_Lesetext_:
********
IPS-Inter Press Service Deutschland gGmbH
IPS-Tagesdienst vom 13. August 2012

Indonesien: Palmölindustrie bedroht die letzten Orang Utans

von Kafil Yamin

Überleben der Orang Utans gefährdet - Bild: © Kafil Yamin/IPS

Überleben der Orang Utans gefährdet
Bild: © Kafil Yamin/IPS

Jakarta, 13. August (IPS) - In Indonesien sind im März vier Männer für den 'Mord' an Orang Utans zu achtmonatigen Haftstrafen verurteilt worden. Das war das erste Mal, dass sich in dem südostasiatischen Land Personen aus dem Umfeld der Palmölindustrie für den Tod der Primaten, den nächsten Verwandten des Menschen, verantworten mussten.

Das von dem Gericht am 18. März im Distrikt Kutai Kertanegara in Ostkalimantan gegen Imam Muktarom, Mujianto, Widiantoro und den Malaysier Phuah Cuan Pun verhängte Urteil stellte die Umweltschützer jedoch bei weitem nicht zufrieden. "Wie erwartet sind die Strafen milde ausgefallen. Sie lagen unter denen, die der Staatsanwalt gefordert hatte", kritisiert Fian Khairunnissa vom Zentrum für den Schutz von Orang Utans. "Ein solches Strafmaß wird die Lage der Orang Utans kaum verbessern."

Indonesische Gerichte blicken in der Regel weg, wenn die Menschenaffen durch die Aktivitäten der Palmölindustrie dezimiert werden. Die Unternehmen zerstören für ihre Plantagen riesige Flächen Regenwald und damit gleichzeitig den Lebensraum der Großaffen.

Im April hatte ein Gericht in Banda Aceh auf Sumatra die Klage des Indonesischen Umweltforums (WALHI) gegen die Firma 'PT Kallista Alam' und den ehemaligen Gouverneur von Aceh, Irwandi Yusuf, wegen der Umwandlung von 1.600 Hektar Torfwald in Palmölplantagen abgewiesen.

Darüber wurde WALHI mit der Begründung verwarnt, sich um keine außergerichtliche Einigung mit Kallista, einem von fünf in Tripa operierenden Palmölunternehmen, bemüht zu haben. Seit August 2011 ist die Firma emsig dabei, das zugewiesene 1.600 Hektar große Regenwalgebiet für den Anbau von Ölpalmen vorzubereiten. Merkwürdiger Weise waren im Vorfeld der gerichtlichen Anhörung zahlreiche Feuer in den Torfmooren ausgebrochen, für die Kallista Konzessionen besitzt.
********
_Gezeigte Einträge_:
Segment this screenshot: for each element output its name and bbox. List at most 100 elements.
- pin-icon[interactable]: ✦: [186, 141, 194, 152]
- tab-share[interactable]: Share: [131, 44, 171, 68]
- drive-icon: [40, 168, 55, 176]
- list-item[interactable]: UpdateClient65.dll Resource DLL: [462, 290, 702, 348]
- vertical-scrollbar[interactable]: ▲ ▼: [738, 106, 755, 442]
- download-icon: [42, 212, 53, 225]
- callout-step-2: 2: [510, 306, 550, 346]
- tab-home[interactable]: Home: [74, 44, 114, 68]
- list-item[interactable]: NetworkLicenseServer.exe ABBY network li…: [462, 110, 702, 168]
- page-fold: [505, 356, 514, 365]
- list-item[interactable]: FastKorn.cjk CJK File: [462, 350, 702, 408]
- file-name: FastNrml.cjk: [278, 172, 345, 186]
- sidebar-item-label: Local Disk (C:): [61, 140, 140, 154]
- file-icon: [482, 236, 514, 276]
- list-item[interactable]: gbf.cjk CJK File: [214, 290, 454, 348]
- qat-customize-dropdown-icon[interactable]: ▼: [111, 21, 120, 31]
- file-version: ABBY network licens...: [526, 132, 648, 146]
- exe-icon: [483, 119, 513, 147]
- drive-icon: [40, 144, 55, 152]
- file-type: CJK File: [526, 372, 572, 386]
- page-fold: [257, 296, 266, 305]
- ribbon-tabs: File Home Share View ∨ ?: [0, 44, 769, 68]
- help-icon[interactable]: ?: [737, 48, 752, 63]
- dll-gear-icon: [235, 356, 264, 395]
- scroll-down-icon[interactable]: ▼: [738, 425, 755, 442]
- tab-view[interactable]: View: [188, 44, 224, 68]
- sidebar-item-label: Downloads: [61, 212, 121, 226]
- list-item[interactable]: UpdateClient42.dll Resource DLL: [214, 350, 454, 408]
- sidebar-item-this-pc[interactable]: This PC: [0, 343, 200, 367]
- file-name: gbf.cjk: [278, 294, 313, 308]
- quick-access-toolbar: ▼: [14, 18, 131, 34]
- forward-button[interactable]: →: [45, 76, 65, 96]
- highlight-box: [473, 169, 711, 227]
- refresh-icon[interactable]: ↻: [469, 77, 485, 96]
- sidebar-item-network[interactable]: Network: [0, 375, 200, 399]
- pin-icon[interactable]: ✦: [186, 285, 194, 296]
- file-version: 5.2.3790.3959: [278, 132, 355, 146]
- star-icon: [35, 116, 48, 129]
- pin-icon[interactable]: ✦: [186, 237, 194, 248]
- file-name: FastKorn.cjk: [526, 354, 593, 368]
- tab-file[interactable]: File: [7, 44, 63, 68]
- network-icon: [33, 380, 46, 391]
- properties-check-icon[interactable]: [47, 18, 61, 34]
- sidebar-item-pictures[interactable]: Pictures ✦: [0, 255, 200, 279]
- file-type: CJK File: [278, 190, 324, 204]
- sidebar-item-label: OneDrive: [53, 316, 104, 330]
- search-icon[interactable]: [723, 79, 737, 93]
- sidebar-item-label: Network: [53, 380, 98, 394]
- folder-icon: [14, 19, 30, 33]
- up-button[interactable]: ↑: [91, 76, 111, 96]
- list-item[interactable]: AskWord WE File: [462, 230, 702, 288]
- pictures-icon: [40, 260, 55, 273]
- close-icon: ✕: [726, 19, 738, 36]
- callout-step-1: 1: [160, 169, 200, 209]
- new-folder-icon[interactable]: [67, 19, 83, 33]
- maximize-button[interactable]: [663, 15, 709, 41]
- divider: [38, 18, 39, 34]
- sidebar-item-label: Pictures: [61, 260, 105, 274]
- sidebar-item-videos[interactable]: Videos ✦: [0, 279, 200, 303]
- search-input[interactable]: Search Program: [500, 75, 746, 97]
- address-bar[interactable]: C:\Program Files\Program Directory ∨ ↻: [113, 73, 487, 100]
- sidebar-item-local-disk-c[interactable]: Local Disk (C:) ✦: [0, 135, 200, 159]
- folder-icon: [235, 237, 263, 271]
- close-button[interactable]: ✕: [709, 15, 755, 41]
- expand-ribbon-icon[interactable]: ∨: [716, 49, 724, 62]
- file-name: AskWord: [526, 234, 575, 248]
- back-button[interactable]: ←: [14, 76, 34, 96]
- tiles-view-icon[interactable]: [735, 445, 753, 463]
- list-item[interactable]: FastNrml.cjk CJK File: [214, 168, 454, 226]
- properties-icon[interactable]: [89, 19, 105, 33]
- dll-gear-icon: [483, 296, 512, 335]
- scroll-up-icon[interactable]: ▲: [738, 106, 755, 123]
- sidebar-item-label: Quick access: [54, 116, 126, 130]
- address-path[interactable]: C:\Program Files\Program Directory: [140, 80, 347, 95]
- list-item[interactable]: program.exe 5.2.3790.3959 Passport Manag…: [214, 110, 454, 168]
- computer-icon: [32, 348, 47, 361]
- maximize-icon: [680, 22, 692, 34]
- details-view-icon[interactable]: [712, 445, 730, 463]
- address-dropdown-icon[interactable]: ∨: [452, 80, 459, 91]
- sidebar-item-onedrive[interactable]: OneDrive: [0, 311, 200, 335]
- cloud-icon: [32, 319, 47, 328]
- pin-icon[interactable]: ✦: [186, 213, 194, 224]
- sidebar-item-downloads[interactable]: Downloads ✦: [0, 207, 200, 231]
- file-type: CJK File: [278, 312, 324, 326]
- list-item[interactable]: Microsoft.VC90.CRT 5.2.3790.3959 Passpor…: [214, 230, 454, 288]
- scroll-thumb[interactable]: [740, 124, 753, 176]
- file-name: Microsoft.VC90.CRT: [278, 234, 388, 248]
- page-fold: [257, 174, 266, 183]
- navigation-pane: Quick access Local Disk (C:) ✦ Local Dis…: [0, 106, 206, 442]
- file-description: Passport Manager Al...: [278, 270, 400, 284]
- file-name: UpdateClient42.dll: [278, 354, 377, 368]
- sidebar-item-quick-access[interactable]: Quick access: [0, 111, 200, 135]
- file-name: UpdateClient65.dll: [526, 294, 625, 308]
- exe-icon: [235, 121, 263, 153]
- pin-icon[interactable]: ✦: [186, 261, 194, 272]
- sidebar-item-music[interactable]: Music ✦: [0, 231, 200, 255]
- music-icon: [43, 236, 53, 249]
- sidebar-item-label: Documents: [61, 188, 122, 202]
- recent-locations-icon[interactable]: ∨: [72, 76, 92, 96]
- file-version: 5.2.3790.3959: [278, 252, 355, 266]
********
_Kurze Aufgabe 1_:
Fassen Sie den Absatz des Lesetexts, der mit „Das von dem Gericht am 18. März“ beginnt, als Stichpunktliste zusammen und behalten Sie seine wesentlichen Fakten bei.
_Kurze Aufgabe 2_:
Beantworten Sie anhand des Lesetexts die folgenden Fragen:
(a) Zu welchen Haftstrafen wurden die vier Männer im März verurteilt?
(b) Wie groß ist die Fläche Torfwald, um deren Umwandlung in Palmölplantagen es in der Klage von WALHI ging?
(c) Seit wann bereitet die Firma Kallista das ihr zugewiesene Gebiet für den Anbau von Ölpalmen vor?
_Kurze Aufgabe 3_:
Ersetzen Sie im Abschnitt des Lesetexts, der mit den Worten „Jakarta, 13. August“ beginnt und mit „Menschen, verantworten mussten.“ endet, „Primaten“ durch „Menschenaffen“, und geben Sie den Abschnitt vollständig wieder.
Die Einträge stammen aus einer anderen Quelle als der Lesetext.

_Vollständige Lösung 1_:
- Urteil vom 18. März durch ein Gericht im Distrikt Kutai Kertanegara in Ostkalimantan
- Verurteilt wurden Imam Muktarom, Mujianto, Widiantoro und der Malaysier Phuah Cuan Pun.
- Die Umweltschützer waren mit dem Urteil bei weitem nicht zufrieden.
- Kritik von Fian Khairunnissa vom Zentrum für den Schutz von Orang Utans: Die Strafen fielen milde aus und lagen unter der Forderung des Staatsanwalts. Ein solches Strafmaß werde die Lage der Orang Utans kaum verbessern.

_Vollständige Lösung 2_:
(a) Zu achtmonatigen Haftstrafen.
(b) 1.600 Hektar.
(c) Seit August 2011.

_Vollständige Lösung 3_:
Jakarta, 13. August (IPS) - In Indonesien sind im März vier Männer für den 'Mord' an Orang Utans zu achtmonatigen Haftstrafen verurteilt worden. Das war das erste Mal, dass sich in dem südostasiatischen Land Personen aus dem Umfeld der Palmölindustrie für den Tod der Menschenaffen, den nächsten Verwandten des Menschen, verantworten mussten.